== RECORDS SUPPLIED ==

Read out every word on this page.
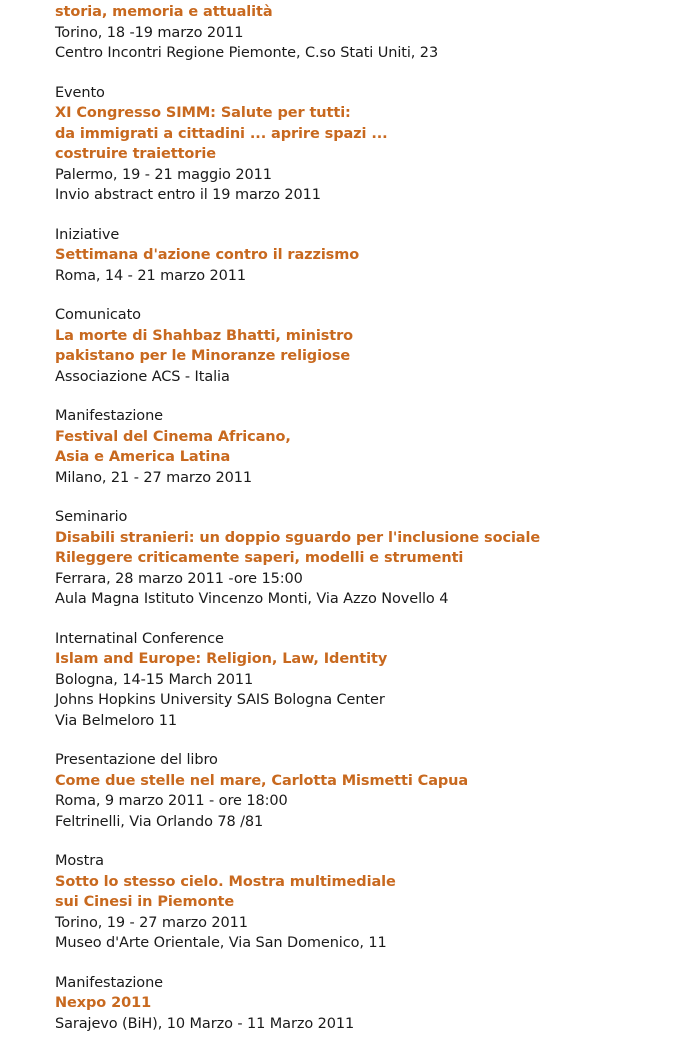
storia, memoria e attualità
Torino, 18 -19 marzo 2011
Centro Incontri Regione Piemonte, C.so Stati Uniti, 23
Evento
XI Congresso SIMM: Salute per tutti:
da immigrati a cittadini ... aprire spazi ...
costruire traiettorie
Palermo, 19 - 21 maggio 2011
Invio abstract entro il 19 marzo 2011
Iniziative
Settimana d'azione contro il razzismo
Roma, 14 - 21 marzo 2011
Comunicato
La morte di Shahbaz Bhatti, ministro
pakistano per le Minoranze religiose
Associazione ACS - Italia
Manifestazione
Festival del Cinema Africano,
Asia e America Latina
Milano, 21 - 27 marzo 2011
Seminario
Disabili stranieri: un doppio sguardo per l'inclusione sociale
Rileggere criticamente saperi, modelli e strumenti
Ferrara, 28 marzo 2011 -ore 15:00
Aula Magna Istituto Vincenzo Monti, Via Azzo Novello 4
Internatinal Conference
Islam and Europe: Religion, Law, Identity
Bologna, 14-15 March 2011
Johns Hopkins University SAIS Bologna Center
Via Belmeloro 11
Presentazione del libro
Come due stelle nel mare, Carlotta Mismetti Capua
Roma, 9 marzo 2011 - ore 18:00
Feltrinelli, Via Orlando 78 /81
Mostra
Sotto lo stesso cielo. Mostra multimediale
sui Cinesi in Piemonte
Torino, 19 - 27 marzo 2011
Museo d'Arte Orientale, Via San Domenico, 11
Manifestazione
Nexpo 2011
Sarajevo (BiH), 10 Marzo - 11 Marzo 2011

===
== RECORDS SUPPLIED ==

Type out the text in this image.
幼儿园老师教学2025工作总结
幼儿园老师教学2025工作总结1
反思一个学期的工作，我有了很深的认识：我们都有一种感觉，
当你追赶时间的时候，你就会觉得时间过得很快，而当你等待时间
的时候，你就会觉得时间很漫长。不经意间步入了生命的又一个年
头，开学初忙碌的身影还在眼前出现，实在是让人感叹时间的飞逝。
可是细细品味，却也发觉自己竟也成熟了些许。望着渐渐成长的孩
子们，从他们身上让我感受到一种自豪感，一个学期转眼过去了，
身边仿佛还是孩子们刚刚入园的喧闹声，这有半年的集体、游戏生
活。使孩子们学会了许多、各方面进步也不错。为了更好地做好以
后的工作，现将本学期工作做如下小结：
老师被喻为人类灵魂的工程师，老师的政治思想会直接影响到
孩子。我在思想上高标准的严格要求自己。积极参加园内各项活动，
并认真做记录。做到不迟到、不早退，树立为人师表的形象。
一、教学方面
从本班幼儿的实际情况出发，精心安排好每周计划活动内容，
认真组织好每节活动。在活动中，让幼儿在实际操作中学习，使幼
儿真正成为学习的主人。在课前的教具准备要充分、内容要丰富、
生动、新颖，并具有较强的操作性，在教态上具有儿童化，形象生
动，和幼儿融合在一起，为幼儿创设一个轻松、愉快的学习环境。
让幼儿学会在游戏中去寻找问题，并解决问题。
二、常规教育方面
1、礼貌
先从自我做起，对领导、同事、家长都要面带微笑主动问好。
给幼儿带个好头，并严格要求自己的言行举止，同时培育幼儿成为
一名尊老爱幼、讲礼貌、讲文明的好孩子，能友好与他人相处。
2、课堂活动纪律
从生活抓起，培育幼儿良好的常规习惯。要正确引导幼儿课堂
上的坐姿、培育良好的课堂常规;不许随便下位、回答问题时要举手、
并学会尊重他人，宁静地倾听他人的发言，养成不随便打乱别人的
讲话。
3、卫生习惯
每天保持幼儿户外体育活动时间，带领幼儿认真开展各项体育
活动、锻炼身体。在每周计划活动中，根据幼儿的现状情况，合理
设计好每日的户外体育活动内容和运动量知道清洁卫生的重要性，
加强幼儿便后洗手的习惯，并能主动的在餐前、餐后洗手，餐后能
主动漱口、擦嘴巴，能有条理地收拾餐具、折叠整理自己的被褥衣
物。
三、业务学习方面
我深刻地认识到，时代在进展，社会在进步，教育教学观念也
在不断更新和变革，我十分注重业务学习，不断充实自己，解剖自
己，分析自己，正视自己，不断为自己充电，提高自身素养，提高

===
== RECORDS SUPPLIED ==

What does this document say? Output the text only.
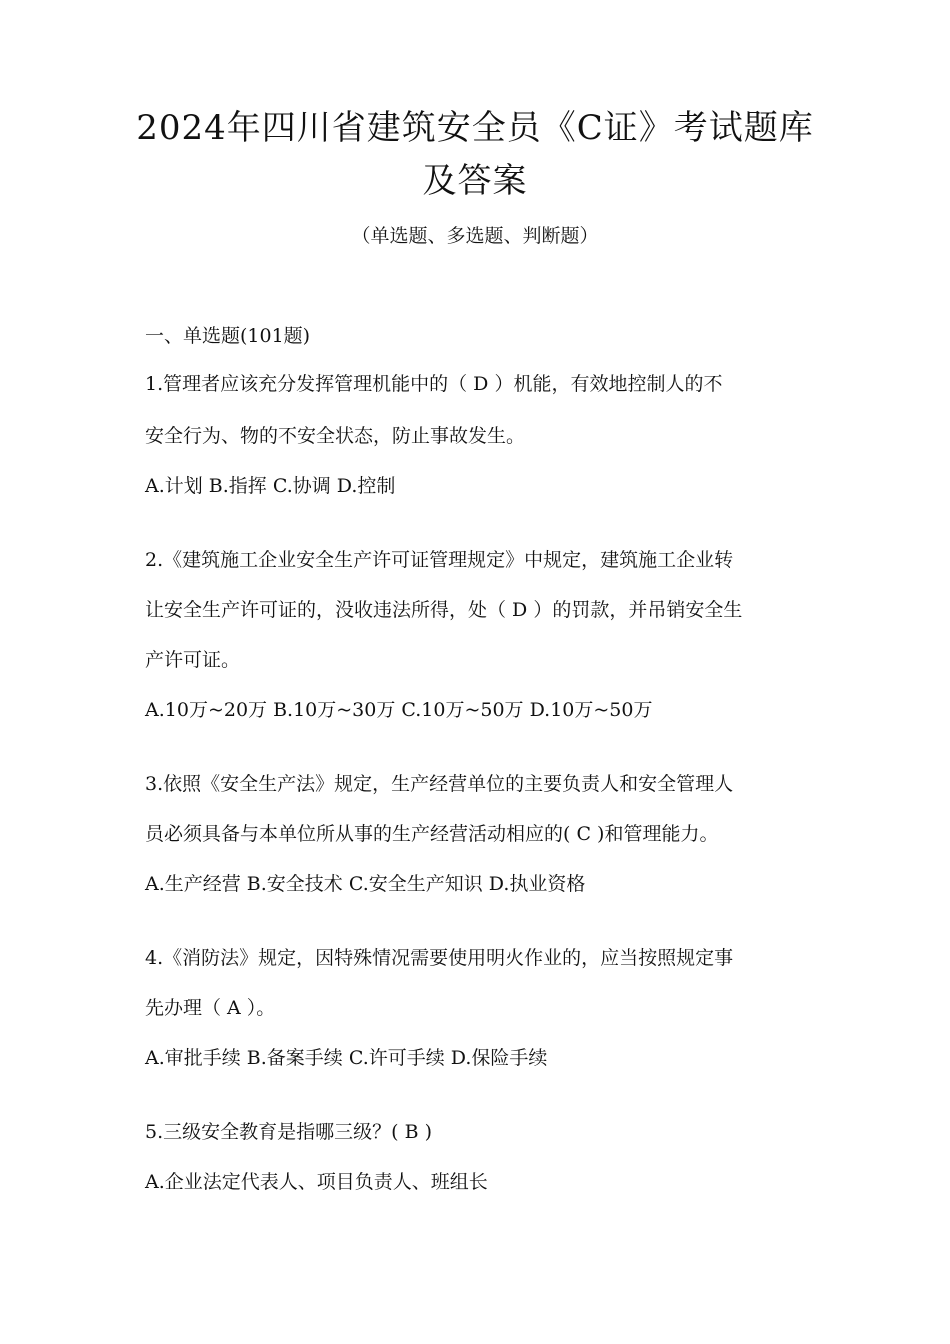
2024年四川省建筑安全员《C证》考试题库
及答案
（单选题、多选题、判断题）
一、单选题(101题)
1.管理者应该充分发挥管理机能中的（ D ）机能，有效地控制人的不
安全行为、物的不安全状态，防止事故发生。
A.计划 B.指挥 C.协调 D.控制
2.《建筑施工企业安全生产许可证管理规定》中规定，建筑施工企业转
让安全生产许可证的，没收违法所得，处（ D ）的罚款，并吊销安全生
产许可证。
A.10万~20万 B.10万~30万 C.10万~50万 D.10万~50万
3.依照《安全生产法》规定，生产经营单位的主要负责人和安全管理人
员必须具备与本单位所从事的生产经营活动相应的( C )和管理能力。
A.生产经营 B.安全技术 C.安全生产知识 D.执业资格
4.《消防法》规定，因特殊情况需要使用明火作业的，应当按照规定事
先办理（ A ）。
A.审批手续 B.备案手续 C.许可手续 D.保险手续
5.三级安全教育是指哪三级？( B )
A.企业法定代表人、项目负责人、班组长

===

#### DIRECTION:
Copy all the lines above that hold the string "Roma".

#### CORRECT OUTPUT:
Roma, 14 - 21 marzo 2011
Roma, 9 marzo 2011 - ore 18:00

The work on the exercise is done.